Your task is to extract every entry that follows word for word while excluding the pictures.

══════════════════════════════

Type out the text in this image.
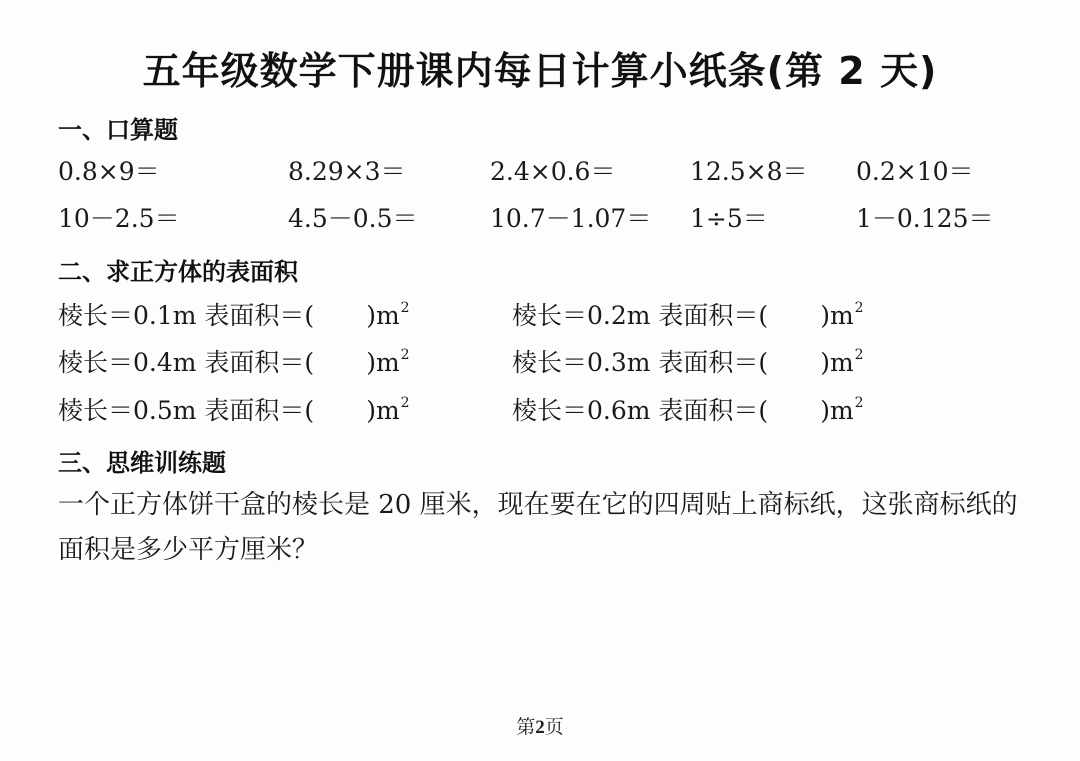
五年级数学下册课内每日计算小纸条(第 2 天)
一、口算题
0.8×9＝	8.29×3＝	2.4×0.6＝	12.5×8＝ 0.2×10＝
10－2.5＝	4.5－0.5＝	10.7－1.07＝ 1÷5＝	1－0.125＝
二、求正方体的表面积
棱长＝0.1m 表面积＝( )$m^2$	棱长＝0.2m 表面积＝( )$m^2$
棱长＝0.4m 表面积＝( )$m^2$	棱长＝0.3m 表面积＝( )$m^2$
棱长＝0.5m 表面积＝( )$m^2$	棱长＝0.6m 表面积＝( )$m^2$
三、思维训练题
一个正方体饼干盒的棱长是 20 厘米，现在要在它的四周贴上商标纸，这张商标纸的面积是多少平方厘米？
第2页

══════════════════════════════

## REPLY TO THE EXERCISE
Type out the text in this image.
五年级数学下册课内每日计算小纸条(第 2 天)
一、口算题
0.8×9＝	8.29×3＝	2.4×0.6＝	12.5×8＝ 0.2×10＝
10－2.5＝	4.5－0.5＝	10.7－1.07＝ 1÷5＝	1－0.125＝
二、求正方体的表面积
棱长＝0.1m 表面积＝( )$m^2$	棱长＝0.2m 表面积＝( )$m^2$
棱长＝0.4m 表面积＝( )$m^2$	棱长＝0.3m 表面积＝( )$m^2$
棱长＝0.5m 表面积＝( )$m^2$	棱长＝0.6m 表面积＝( )$m^2$
三、思维训练题
一个正方体饼干盒的棱长是 20 厘米，现在要在它的四周贴上商标纸，这张商标纸的面积是多少平方厘米？
第2页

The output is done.